▶ _Written problem_
Can you quote the records below in full, word for word?

▶ _Dataset rows_
################
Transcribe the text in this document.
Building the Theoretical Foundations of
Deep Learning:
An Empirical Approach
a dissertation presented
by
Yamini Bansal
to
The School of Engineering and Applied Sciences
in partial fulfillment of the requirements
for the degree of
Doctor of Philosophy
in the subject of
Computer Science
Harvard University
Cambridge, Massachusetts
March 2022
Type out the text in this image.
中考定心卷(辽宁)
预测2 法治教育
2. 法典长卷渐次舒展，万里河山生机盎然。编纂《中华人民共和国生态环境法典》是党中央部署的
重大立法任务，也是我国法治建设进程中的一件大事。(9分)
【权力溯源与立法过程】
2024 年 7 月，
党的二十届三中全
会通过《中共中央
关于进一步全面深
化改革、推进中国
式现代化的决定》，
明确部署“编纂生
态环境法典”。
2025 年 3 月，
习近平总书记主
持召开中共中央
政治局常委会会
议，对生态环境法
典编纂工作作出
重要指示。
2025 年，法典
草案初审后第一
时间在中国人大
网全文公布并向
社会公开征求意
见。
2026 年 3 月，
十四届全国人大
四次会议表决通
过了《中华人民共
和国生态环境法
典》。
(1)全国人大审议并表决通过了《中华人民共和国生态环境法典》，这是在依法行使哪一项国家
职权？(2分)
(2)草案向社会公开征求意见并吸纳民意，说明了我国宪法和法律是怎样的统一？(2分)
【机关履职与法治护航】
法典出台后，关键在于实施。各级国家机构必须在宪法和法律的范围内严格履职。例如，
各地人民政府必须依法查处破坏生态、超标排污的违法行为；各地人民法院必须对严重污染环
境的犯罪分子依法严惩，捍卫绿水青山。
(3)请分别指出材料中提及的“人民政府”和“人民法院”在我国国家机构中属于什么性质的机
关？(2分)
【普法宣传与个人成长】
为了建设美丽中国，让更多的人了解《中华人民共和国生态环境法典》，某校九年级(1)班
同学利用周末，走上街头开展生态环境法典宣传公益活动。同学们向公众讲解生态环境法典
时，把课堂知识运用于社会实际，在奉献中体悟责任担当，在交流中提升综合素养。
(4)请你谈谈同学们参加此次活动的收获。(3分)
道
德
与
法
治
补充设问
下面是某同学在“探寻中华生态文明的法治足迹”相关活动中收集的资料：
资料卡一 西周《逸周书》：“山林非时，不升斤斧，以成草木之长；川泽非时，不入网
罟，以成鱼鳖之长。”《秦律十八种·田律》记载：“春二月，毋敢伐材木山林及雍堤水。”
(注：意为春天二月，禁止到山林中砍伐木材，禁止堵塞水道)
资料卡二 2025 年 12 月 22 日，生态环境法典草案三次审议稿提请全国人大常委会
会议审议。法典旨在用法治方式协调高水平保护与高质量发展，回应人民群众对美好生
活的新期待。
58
################
▶ _Output of the task_
Transcribe the text in this document.
Building the Theoretical Foundations of
Deep Learning:
An Empirical Approach
a dissertation presented
by
Yamini Bansal
to
The School of Engineering and Applied Sciences
in partial fulfillment of the requirements
for the degree of
Doctor of Philosophy
in the subject of
Computer Science
Harvard University
Cambridge, Massachusetts
March 2022
Type out the text in this image.
中考定心卷(辽宁)
预测2 法治教育
2. 法典长卷渐次舒展，万里河山生机盎然。编纂《中华人民共和国生态环境法典》是党中央部署的
重大立法任务，也是我国法治建设进程中的一件大事。(9分)
【权力溯源与立法过程】
2024 年 7 月，
党的二十届三中全
会通过《中共中央
关于进一步全面深
化改革、推进中国
式现代化的决定》，
明确部署“编纂生
态环境法典”。
2025 年 3 月，
习近平总书记主
持召开中共中央
政治局常委会会
议，对生态环境法
典编纂工作作出
重要指示。
2025 年，法典
草案初审后第一
时间在中国人大
网全文公布并向
社会公开征求意
见。
2026 年 3 月，
十四届全国人大
四次会议表决通
过了《中华人民共
和国生态环境法
典》。
(1)全国人大审议并表决通过了《中华人民共和国生态环境法典》，这是在依法行使哪一项国家
职权？(2分)
(2)草案向社会公开征求意见并吸纳民意，说明了我国宪法和法律是怎样的统一？(2分)
【机关履职与法治护航】
法典出台后，关键在于实施。各级国家机构必须在宪法和法律的范围内严格履职。例如，
各地人民政府必须依法查处破坏生态、超标排污的违法行为；各地人民法院必须对严重污染环
境的犯罪分子依法严惩，捍卫绿水青山。
(3)请分别指出材料中提及的“人民政府”和“人民法院”在我国国家机构中属于什么性质的机
关？(2分)
【普法宣传与个人成长】
为了建设美丽中国，让更多的人了解《中华人民共和国生态环境法典》，某校九年级(1)班
同学利用周末，走上街头开展生态环境法典宣传公益活动。同学们向公众讲解生态环境法典
时，把课堂知识运用于社会实际，在奉献中体悟责任担当，在交流中提升综合素养。
(4)请你谈谈同学们参加此次活动的收获。(3分)
道
德
与
法
治
补充设问
下面是某同学在“探寻中华生态文明的法治足迹”相关活动中收集的资料：
资料卡一 西周《逸周书》：“山林非时，不升斤斧，以成草木之长；川泽非时，不入网
罟，以成鱼鳖之长。”《秦律十八种·田律》记载：“春二月，毋敢伐材木山林及雍堤水。”
(注：意为春天二月，禁止到山林中砍伐木材，禁止堵塞水道)
资料卡二 2025 年 12 月 22 日，生态环境法典草案三次审议稿提请全国人大常委会
会议审议。法典旨在用法治方式协调高水平保护与高质量发展，回应人民群众对美好生
活的新期待。
58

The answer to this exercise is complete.